(Data to use)
★ ★ ★ ★ ★ ★ ★
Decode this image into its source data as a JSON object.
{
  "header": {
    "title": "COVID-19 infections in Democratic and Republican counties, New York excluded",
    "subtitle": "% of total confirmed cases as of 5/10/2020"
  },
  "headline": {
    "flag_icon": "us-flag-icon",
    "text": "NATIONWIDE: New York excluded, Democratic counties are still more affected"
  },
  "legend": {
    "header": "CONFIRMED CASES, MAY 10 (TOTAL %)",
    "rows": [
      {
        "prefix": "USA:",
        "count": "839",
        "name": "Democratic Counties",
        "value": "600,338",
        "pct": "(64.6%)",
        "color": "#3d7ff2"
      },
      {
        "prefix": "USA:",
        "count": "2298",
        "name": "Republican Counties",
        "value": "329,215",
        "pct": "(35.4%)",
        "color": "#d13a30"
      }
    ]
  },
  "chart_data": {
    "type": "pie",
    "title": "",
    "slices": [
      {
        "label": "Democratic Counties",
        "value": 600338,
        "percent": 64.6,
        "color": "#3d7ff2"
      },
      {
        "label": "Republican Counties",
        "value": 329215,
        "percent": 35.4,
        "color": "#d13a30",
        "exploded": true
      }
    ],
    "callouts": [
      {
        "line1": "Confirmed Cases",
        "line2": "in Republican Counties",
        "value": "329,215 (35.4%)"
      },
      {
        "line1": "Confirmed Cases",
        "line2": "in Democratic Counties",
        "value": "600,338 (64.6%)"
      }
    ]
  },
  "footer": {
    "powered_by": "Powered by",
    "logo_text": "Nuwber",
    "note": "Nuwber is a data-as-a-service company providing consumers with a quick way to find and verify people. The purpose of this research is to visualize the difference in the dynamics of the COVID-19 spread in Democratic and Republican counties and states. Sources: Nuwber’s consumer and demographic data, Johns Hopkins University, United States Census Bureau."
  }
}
★ ★ ★ ★ ★ ★ ★
(Objective)
Give back the data above exactly as it appears.

(Solution to the exercise)
Decode this image into its source data as a JSON object.
{
  "header": {
    "title": "COVID-19 infections in Democratic and Republican counties, New York excluded",
    "subtitle": "% of total confirmed cases as of 5/10/2020"
  },
  "headline": {
    "flag_icon": "us-flag-icon",
    "text": "NATIONWIDE: New York excluded, Democratic counties are still more affected"
  },
  "legend": {
    "header": "CONFIRMED CASES, MAY 10 (TOTAL %)",
    "rows": [
      {
        "prefix": "USA:",
        "count": "839",
        "name": "Democratic Counties",
        "value": "600,338",
        "pct": "(64.6%)",
        "color": "#3d7ff2"
      },
      {
        "prefix": "USA:",
        "count": "2298",
        "name": "Republican Counties",
        "value": "329,215",
        "pct": "(35.4%)",
        "color": "#d13a30"
      }
    ]
  },
  "chart_data": {
    "type": "pie",
    "title": "",
    "slices": [
      {
        "label": "Democratic Counties",
        "value": 600338,
        "percent": 64.6,
        "color": "#3d7ff2"
      },
      {
        "label": "Republican Counties",
        "value": 329215,
        "percent": 35.4,
        "color": "#d13a30",
        "exploded": true
      }
    ],
    "callouts": [
      {
        "line1": "Confirmed Cases",
        "line2": "in Republican Counties",
        "value": "329,215 (35.4%)"
      },
      {
        "line1": "Confirmed Cases",
        "line2": "in Democratic Counties",
        "value": "600,338 (64.6%)"
      }
    ]
  },
  "footer": {
    "powered_by": "Powered by",
    "logo_text": "Nuwber",
    "note": "Nuwber is a data-as-a-service company providing consumers with a quick way to find and verify people. The purpose of this research is to visualize the difference in the dynamics of the COVID-19 spread in Democratic and Republican counties and states. Sources: Nuwber’s consumer and demographic data, Johns Hopkins University, United States Census Bureau."
  }
}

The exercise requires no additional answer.